§ **STATED GOAL**
Pick out each line below containing "ylabel".

##### GIVEN DATA #####

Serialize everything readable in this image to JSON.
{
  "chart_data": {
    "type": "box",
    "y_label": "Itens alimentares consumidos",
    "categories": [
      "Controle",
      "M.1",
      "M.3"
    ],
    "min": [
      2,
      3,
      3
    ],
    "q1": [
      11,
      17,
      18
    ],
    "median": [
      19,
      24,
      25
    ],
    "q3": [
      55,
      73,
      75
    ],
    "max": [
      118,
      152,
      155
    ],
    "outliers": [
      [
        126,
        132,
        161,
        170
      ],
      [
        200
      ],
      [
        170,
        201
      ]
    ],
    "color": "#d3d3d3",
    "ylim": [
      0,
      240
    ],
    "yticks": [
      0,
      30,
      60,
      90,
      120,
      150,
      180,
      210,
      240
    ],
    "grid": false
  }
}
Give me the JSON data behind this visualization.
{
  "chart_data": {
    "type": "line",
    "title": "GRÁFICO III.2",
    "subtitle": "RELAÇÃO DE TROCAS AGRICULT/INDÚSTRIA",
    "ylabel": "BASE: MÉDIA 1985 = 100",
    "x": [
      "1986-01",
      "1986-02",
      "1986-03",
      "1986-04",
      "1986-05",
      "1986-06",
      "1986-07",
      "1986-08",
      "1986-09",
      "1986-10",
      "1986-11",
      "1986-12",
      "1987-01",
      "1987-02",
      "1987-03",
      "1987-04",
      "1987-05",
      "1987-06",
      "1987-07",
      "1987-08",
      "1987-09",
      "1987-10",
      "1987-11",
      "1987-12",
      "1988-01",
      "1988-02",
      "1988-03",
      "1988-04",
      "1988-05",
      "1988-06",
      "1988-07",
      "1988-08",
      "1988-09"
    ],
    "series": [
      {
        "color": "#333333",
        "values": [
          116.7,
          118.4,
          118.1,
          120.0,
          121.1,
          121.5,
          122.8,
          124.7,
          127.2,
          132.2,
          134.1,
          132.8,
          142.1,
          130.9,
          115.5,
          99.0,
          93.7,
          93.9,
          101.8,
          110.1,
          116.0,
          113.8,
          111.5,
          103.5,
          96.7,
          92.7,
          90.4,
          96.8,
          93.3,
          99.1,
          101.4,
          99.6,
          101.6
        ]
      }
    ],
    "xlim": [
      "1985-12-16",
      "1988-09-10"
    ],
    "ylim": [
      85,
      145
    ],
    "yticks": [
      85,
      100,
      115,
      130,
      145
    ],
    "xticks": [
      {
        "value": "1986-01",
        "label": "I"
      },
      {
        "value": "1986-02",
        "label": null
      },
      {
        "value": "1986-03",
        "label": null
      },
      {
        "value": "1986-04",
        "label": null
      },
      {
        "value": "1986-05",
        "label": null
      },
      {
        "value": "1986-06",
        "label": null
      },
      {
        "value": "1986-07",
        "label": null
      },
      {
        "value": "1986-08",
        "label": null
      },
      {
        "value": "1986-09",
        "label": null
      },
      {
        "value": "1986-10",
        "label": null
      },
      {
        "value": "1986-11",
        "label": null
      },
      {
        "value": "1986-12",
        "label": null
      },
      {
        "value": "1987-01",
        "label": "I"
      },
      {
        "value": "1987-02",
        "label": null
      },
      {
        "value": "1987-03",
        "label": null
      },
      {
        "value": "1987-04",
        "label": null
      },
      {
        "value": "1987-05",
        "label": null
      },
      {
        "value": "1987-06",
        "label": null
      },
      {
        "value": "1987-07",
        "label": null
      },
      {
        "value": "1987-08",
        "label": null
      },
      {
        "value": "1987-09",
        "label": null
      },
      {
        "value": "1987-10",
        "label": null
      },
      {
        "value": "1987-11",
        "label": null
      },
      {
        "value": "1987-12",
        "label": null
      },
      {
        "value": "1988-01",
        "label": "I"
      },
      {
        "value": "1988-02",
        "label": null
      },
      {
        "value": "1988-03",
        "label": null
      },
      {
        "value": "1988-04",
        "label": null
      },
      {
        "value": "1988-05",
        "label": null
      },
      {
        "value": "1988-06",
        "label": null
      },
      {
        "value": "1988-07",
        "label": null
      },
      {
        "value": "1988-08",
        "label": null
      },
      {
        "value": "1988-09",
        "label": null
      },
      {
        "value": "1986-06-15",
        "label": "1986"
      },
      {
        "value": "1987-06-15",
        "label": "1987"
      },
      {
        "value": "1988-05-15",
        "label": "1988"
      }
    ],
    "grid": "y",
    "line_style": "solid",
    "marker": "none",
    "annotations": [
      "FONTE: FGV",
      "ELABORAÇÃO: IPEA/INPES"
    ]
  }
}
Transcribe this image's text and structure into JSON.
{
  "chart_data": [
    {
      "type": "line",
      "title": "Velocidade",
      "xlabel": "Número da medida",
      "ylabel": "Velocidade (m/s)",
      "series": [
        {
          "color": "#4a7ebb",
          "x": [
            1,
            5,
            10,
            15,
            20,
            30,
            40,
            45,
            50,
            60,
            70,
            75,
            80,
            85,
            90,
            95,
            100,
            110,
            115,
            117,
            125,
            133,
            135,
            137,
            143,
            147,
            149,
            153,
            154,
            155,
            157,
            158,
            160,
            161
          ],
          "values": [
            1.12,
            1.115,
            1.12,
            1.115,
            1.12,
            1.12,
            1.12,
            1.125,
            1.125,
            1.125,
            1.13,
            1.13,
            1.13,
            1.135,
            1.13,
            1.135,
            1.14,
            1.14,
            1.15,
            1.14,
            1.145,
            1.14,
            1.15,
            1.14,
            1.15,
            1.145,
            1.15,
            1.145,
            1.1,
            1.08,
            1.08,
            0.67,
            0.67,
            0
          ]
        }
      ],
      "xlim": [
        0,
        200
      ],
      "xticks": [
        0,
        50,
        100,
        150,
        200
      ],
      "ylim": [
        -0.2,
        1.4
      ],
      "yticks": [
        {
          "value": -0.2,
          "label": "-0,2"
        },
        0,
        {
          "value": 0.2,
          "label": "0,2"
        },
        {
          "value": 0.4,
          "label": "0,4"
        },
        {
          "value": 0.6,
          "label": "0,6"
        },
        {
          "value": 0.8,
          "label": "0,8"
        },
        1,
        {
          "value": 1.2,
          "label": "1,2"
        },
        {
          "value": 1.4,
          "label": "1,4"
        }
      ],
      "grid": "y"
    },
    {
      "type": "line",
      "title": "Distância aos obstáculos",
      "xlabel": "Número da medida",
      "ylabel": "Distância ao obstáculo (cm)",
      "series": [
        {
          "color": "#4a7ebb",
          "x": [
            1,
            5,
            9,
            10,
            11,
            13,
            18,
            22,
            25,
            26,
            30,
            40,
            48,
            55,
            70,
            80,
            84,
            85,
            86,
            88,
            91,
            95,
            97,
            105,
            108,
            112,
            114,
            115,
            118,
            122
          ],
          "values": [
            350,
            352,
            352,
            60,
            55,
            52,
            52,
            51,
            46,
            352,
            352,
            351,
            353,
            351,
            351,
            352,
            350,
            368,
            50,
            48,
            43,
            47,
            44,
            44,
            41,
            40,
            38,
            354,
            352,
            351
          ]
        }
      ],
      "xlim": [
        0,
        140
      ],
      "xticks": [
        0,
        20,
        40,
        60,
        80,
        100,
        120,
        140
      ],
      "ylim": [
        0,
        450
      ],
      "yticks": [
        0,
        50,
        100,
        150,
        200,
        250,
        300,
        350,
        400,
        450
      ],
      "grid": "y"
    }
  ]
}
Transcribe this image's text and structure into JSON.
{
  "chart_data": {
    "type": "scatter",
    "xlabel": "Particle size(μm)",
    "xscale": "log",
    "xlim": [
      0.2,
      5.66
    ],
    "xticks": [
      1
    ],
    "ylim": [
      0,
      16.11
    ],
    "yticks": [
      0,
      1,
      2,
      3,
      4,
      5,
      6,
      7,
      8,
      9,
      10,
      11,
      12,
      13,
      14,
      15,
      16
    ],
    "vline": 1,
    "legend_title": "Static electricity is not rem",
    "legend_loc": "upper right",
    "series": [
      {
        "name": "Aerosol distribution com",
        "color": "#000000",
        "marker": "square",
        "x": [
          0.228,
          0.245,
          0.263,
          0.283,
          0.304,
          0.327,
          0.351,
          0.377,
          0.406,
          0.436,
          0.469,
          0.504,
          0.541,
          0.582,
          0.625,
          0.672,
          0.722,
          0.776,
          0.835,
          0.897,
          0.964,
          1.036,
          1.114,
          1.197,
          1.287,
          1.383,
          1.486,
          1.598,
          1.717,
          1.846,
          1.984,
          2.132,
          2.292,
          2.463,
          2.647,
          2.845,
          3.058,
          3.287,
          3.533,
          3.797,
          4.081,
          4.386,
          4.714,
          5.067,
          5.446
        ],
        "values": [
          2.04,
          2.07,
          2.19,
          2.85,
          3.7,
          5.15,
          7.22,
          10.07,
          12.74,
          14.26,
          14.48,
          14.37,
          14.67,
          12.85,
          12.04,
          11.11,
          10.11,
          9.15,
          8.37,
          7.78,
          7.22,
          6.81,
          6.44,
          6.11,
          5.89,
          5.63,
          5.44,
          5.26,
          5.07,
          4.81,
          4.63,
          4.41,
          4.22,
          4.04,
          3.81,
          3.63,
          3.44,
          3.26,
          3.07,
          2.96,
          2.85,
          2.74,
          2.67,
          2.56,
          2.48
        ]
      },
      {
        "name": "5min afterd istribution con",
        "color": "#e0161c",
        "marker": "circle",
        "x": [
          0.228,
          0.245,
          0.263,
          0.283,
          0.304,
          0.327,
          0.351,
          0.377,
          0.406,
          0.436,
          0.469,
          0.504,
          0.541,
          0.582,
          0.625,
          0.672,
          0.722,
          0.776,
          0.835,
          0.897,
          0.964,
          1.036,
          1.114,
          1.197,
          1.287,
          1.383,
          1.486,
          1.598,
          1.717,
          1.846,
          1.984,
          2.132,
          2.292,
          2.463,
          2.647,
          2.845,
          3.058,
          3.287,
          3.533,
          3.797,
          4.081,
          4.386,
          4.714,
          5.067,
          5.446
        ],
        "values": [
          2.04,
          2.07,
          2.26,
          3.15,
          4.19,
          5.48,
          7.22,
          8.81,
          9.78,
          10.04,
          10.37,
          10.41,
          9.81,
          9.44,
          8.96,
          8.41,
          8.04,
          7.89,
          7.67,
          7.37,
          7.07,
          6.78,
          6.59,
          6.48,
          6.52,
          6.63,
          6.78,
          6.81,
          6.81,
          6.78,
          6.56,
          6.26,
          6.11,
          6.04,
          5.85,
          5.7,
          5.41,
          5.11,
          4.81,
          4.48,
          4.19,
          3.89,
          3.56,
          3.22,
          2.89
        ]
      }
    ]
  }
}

#####

§ **EXERCISE RESULT**
    "ylabel": "BASE: MÉDIA 1985 = 100",
      "ylabel": "Velocidade (m/s)",
      "ylabel": "Distância ao obstáculo (cm)",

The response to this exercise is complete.